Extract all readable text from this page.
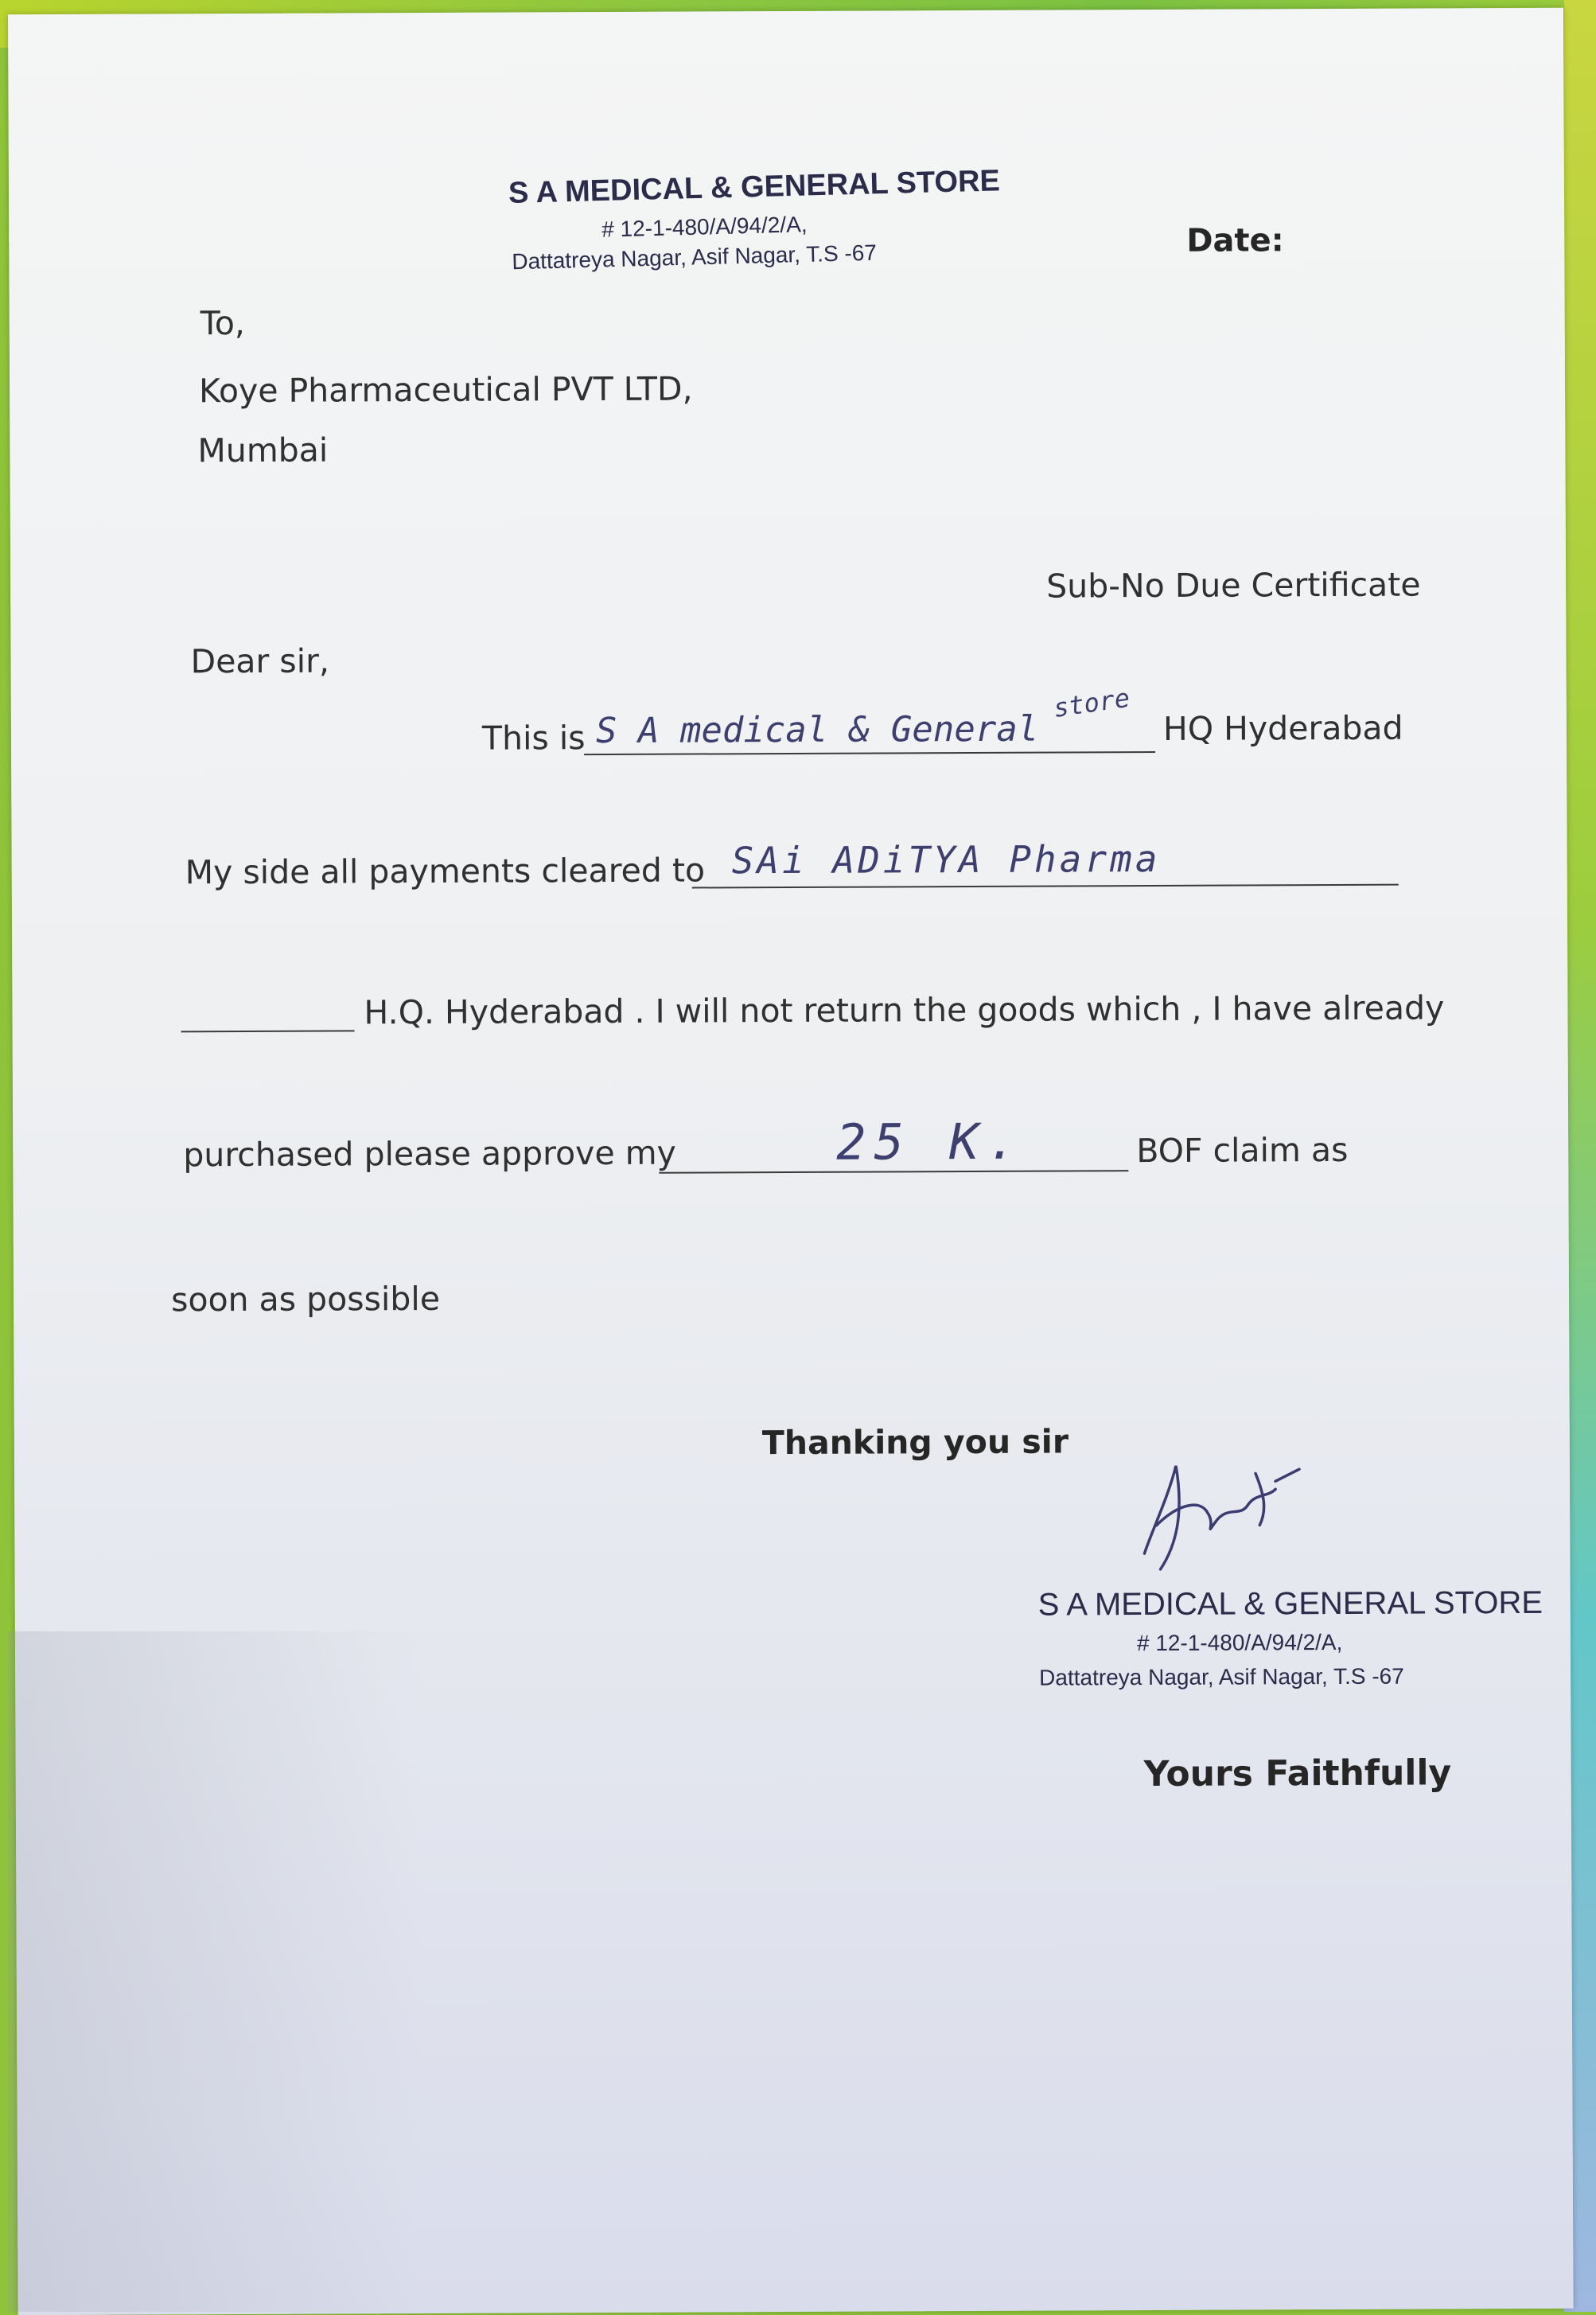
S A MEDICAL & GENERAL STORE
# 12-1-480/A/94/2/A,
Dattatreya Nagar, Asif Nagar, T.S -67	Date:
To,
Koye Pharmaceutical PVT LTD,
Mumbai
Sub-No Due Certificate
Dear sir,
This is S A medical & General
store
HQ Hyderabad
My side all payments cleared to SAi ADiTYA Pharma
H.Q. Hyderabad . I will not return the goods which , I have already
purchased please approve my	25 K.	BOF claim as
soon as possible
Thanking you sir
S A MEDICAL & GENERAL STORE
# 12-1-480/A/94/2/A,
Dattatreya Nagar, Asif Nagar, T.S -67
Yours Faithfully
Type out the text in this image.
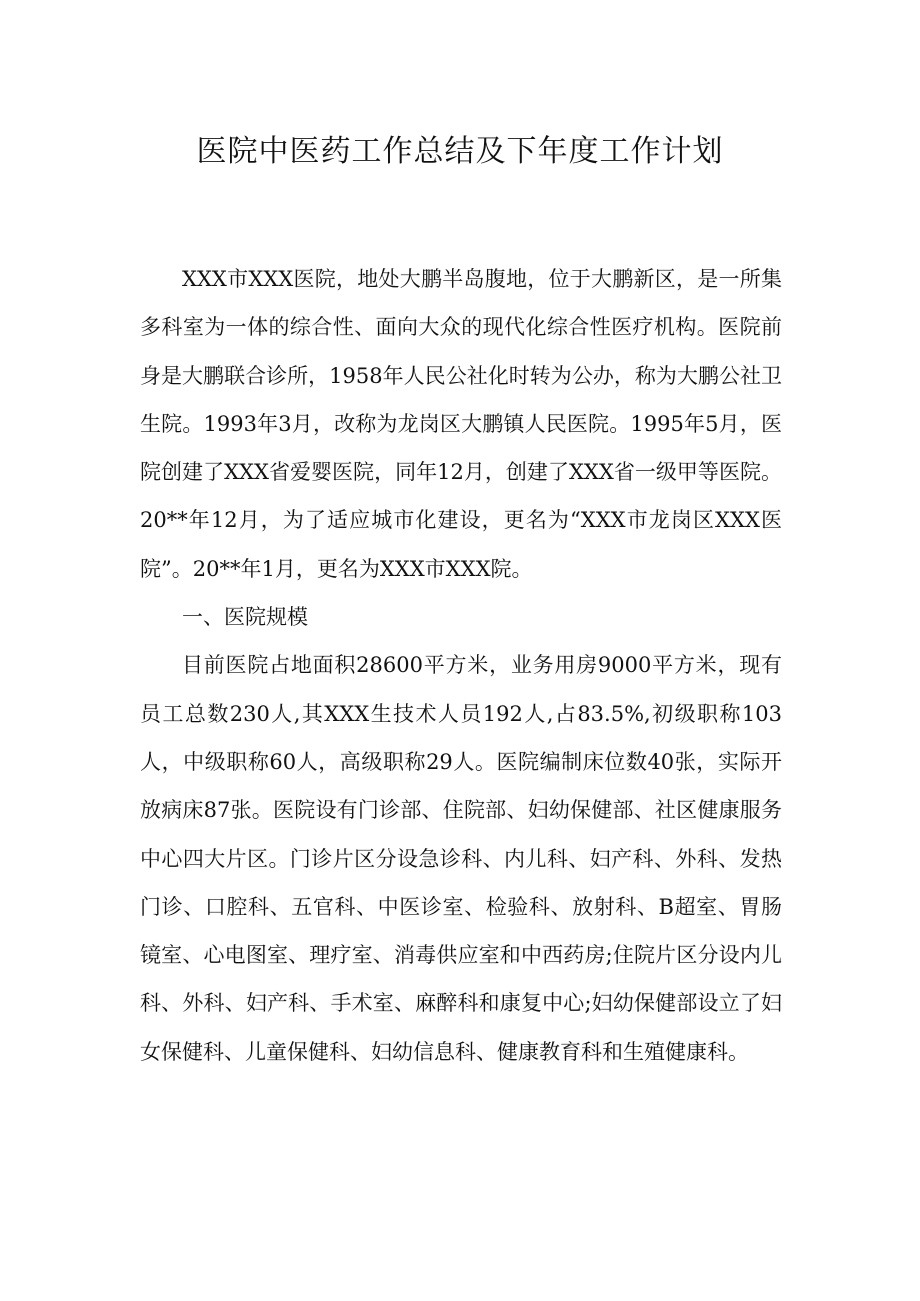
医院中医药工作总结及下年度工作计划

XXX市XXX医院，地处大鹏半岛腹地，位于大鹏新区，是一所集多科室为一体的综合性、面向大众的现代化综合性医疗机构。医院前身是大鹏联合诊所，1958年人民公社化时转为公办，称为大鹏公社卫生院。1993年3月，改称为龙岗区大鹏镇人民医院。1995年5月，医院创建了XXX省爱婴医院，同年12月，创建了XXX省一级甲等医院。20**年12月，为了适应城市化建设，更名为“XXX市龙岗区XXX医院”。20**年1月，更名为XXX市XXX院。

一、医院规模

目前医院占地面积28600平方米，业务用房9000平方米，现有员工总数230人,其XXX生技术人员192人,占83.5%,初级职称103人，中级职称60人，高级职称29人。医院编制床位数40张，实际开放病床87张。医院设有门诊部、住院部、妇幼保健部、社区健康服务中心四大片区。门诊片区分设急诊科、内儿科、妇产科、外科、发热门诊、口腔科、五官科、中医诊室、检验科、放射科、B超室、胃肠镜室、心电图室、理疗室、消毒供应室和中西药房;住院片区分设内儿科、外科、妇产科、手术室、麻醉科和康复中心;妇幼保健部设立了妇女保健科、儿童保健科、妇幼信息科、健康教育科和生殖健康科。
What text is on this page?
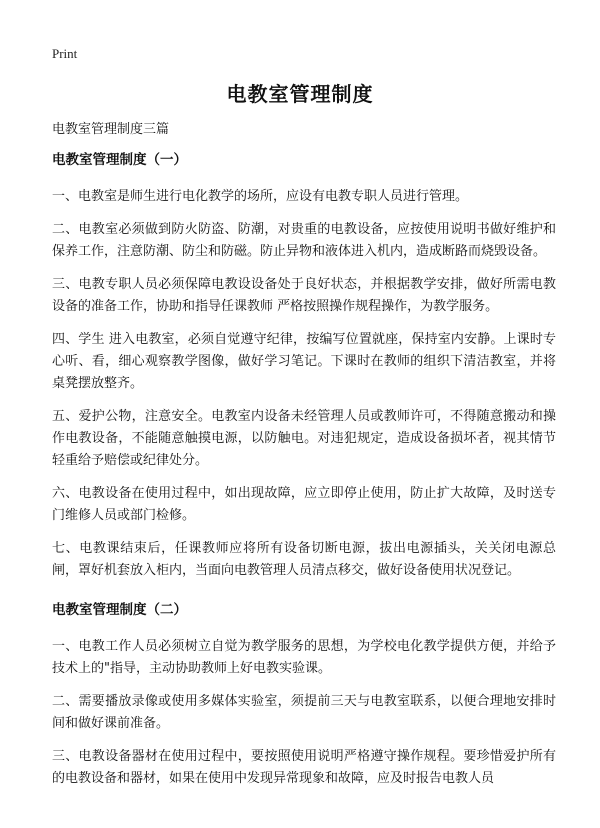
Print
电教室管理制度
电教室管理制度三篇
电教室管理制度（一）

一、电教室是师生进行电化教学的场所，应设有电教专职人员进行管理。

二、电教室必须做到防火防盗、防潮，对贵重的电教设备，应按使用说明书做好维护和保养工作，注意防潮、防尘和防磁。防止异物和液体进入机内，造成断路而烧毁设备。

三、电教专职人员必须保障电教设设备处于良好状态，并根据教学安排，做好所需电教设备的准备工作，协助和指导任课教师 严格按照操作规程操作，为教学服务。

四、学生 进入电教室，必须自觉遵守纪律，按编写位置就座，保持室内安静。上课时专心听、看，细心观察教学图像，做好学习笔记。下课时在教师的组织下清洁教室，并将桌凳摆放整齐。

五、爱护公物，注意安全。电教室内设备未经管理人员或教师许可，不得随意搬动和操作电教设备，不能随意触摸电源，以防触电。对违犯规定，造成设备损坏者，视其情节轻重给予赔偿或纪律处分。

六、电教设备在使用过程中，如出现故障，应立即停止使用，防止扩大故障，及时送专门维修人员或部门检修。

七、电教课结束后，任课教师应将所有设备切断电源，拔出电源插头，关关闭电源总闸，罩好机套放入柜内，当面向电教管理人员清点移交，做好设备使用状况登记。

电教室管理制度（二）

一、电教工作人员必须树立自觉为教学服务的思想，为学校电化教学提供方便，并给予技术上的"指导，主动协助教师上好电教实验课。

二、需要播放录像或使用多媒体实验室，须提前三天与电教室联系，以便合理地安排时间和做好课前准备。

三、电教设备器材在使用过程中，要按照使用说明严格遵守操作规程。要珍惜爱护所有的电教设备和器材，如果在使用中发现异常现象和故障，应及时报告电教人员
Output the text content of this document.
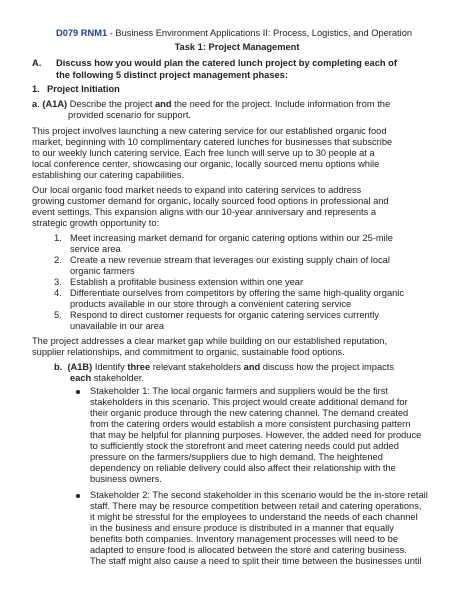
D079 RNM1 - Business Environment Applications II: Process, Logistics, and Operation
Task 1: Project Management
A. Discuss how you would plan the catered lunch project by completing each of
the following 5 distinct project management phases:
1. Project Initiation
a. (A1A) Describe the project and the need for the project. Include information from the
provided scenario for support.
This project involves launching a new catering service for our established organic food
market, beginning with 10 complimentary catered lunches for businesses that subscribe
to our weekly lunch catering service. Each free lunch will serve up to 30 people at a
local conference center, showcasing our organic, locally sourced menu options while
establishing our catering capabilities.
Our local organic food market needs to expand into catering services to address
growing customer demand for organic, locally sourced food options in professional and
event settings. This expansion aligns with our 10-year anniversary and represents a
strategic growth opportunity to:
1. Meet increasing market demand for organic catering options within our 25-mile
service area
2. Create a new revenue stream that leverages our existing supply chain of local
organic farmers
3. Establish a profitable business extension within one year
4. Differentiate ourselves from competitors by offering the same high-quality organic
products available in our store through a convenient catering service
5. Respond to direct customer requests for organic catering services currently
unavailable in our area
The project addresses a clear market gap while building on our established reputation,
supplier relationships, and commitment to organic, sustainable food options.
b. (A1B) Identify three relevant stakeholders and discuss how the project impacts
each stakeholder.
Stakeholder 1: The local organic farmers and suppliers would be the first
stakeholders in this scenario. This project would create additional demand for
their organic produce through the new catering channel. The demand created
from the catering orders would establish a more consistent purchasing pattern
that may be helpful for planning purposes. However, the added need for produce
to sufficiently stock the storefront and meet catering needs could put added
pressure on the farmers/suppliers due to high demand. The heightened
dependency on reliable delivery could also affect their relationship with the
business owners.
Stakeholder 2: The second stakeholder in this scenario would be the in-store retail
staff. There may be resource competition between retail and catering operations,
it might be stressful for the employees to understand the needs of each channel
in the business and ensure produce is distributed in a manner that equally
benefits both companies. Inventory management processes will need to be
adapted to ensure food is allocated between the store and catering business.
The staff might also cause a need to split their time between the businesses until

WRITTEN REQUEST: Each entry shown above must be quoted exactly, with its pictures left out.

EXERCISE ANSWER:
Extract all readable text from this page.
S A MEDICAL & GENERAL STORE
# 12-1-480/A/94/2/A,
Dattatreya Nagar, Asif Nagar, T.S -67	Date:
To,
Koye Pharmaceutical PVT LTD,
Mumbai
Sub-No Due Certificate
Dear sir,
This is S A medical & General
store
HQ Hyderabad
My side all payments cleared to SAi ADiTYA Pharma
H.Q. Hyderabad . I will not return the goods which , I have already
purchased please approve my	25 K.	BOF claim as
soon as possible
Thanking you sir
S A MEDICAL & GENERAL STORE
# 12-1-480/A/94/2/A,
Dattatreya Nagar, Asif Nagar, T.S -67
Yours Faithfully
Type out the text in this image.
医院中医药工作总结及下年度工作计划

XXX市XXX医院，地处大鹏半岛腹地，位于大鹏新区，是一所集多科室为一体的综合性、面向大众的现代化综合性医疗机构。医院前身是大鹏联合诊所，1958年人民公社化时转为公办，称为大鹏公社卫生院。1993年3月，改称为龙岗区大鹏镇人民医院。1995年5月，医院创建了XXX省爱婴医院，同年12月，创建了XXX省一级甲等医院。20**年12月，为了适应城市化建设，更名为“XXX市龙岗区XXX医院”。20**年1月，更名为XXX市XXX院。

一、医院规模

目前医院占地面积28600平方米，业务用房9000平方米，现有员工总数230人,其XXX生技术人员192人,占83.5%,初级职称103人，中级职称60人，高级职称29人。医院编制床位数40张，实际开放病床87张。医院设有门诊部、住院部、妇幼保健部、社区健康服务中心四大片区。门诊片区分设急诊科、内儿科、妇产科、外科、发热门诊、口腔科、五官科、中医诊室、检验科、放射科、B超室、胃肠镜室、心电图室、理疗室、消毒供应室和中西药房;住院片区分设内儿科、外科、妇产科、手术室、麻醉科和康复中心;妇幼保健部设立了妇女保健科、儿童保健科、妇幼信息科、健康教育科和生殖健康科。
What text is on this page?
Print
电教室管理制度
电教室管理制度三篇
电教室管理制度（一）

一、电教室是师生进行电化教学的场所，应设有电教专职人员进行管理。

二、电教室必须做到防火防盗、防潮，对贵重的电教设备，应按使用说明书做好维护和保养工作，注意防潮、防尘和防磁。防止异物和液体进入机内，造成断路而烧毁设备。

三、电教专职人员必须保障电教设设备处于良好状态，并根据教学安排，做好所需电教设备的准备工作，协助和指导任课教师 严格按照操作规程操作，为教学服务。

四、学生 进入电教室，必须自觉遵守纪律，按编写位置就座，保持室内安静。上课时专心听、看，细心观察教学图像，做好学习笔记。下课时在教师的组织下清洁教室，并将桌凳摆放整齐。

五、爱护公物，注意安全。电教室内设备未经管理人员或教师许可，不得随意搬动和操作电教设备，不能随意触摸电源，以防触电。对违犯规定，造成设备损坏者，视其情节轻重给予赔偿或纪律处分。

六、电教设备在使用过程中，如出现故障，应立即停止使用，防止扩大故障，及时送专门维修人员或部门检修。

七、电教课结束后，任课教师应将所有设备切断电源，拔出电源插头，关关闭电源总闸，罩好机套放入柜内，当面向电教管理人员清点移交，做好设备使用状况登记。

电教室管理制度（二）

一、电教工作人员必须树立自觉为教学服务的思想，为学校电化教学提供方便，并给予技术上的"指导，主动协助教师上好电教实验课。

二、需要播放录像或使用多媒体实验室，须提前三天与电教室联系，以便合理地安排时间和做好课前准备。

三、电教设备器材在使用过程中，要按照使用说明严格遵守操作规程。要珍惜爱护所有的电教设备和器材，如果在使用中发现异常现象和故障，应及时报告电教人员
Output the text content of this document.
D079 RNM1 - Business Environment Applications II: Process, Logistics, and Operation
Task 1: Project Management
A. Discuss how you would plan the catered lunch project by completing each of
the following 5 distinct project management phases:
1. Project Initiation
a. (A1A) Describe the project and the need for the project. Include information from the
provided scenario for support.
This project involves launching a new catering service for our established organic food
market, beginning with 10 complimentary catered lunches for businesses that subscribe
to our weekly lunch catering service. Each free lunch will serve up to 30 people at a
local conference center, showcasing our organic, locally sourced menu options while
establishing our catering capabilities.
Our local organic food market needs to expand into catering services to address
growing customer demand for organic, locally sourced food options in professional and
event settings. This expansion aligns with our 10-year anniversary and represents a
strategic growth opportunity to:
1. Meet increasing market demand for organic catering options within our 25-mile
service area
2. Create a new revenue stream that leverages our existing supply chain of local
organic farmers
3. Establish a profitable business extension within one year
4. Differentiate ourselves from competitors by offering the same high-quality organic
products available in our store through a convenient catering service
5. Respond to direct customer requests for organic catering services currently
unavailable in our area
The project addresses a clear market gap while building on our established reputation,
supplier relationships, and commitment to organic, sustainable food options.
b. (A1B) Identify three relevant stakeholders and discuss how the project impacts
each stakeholder.
Stakeholder 1: The local organic farmers and suppliers would be the first
stakeholders in this scenario. This project would create additional demand for
their organic produce through the new catering channel. The demand created
from the catering orders would establish a more consistent purchasing pattern
that may be helpful for planning purposes. However, the added need for produce
to sufficiently stock the storefront and meet catering needs could put added
pressure on the farmers/suppliers due to high demand. The heightened
dependency on reliable delivery could also affect their relationship with the
business owners.
Stakeholder 2: The second stakeholder in this scenario would be the in-store retail
staff. There may be resource competition between retail and catering operations,
it might be stressful for the employees to understand the needs of each channel
in the business and ensure produce is distributed in a manner that equally
benefits both companies. Inventory management processes will need to be
adapted to ensure food is allocated between the store and catering business.
The staff might also cause a need to split their time between the businesses until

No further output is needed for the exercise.